* _WHAT IS EXPECTED_: Could you rewrite the notebook excerpt's paragraph beginning "Now, assemble the contigs" as a short list that keeps its main facts?

* _SELECTED TEXT_:
□ □ □
To start, place the Illumina short-read files in our new directory. 

In [13]:
#! need to find where the illumina files are and move them to ~/hybrid

Now, assemble the contigs: ("   If the paired-end reads are stored in fastq format in the files `reads1.fastq` and `reads2.fastq`, then contigs may be assembled by:")
□ □ □
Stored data
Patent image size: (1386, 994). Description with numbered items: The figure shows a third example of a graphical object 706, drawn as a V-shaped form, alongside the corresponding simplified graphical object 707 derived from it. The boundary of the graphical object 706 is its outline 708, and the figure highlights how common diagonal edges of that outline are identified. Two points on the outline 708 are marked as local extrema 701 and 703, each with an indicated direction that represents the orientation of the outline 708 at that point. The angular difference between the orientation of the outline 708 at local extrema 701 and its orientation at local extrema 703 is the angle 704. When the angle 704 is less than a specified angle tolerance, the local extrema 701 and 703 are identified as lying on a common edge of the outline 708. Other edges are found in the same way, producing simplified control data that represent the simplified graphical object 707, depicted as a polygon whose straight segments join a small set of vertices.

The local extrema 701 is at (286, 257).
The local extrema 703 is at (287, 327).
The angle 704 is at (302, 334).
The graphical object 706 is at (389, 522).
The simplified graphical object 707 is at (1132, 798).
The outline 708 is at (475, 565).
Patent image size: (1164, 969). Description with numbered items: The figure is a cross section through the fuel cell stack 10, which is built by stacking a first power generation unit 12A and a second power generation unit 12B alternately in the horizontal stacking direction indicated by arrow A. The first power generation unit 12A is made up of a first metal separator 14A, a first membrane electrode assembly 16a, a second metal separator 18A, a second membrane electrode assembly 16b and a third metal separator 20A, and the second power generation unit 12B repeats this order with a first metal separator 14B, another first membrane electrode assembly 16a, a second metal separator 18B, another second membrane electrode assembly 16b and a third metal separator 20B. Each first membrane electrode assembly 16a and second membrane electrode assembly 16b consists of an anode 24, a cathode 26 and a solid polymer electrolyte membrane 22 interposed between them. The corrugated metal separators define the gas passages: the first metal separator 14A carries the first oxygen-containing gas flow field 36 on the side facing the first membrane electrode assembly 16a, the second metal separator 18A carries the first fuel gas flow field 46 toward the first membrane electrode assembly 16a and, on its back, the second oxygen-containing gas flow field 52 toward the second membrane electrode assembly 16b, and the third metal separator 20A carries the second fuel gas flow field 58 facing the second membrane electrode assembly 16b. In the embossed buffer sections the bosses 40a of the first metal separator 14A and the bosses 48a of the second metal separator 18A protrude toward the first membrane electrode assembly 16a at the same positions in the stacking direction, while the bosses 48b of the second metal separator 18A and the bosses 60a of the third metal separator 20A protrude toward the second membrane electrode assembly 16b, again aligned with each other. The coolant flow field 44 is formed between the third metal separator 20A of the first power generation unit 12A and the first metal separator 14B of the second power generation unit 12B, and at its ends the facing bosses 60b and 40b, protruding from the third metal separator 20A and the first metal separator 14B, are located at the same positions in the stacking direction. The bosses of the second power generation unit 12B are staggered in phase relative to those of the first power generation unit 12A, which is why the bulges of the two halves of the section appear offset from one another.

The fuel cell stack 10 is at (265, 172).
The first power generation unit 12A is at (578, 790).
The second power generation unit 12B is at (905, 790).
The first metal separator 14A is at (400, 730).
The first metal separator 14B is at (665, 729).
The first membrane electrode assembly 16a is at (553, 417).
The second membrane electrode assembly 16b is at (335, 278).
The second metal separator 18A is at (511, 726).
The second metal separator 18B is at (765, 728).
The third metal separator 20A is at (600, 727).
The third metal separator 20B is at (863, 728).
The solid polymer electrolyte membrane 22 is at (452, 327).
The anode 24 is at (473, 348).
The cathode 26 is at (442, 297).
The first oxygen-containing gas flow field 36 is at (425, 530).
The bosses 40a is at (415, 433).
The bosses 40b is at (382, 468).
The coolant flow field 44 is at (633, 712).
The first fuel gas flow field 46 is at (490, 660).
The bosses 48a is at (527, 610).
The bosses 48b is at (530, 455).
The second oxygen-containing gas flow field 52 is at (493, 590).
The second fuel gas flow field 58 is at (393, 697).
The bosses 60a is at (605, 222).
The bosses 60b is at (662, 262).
□ □ □
* _COMPLETED TASK_:
- Next step: assemble the contigs.
- Input: paired-end reads stored in fastq format.
- Files: `reads1.fastq` and `reads2.fastq`.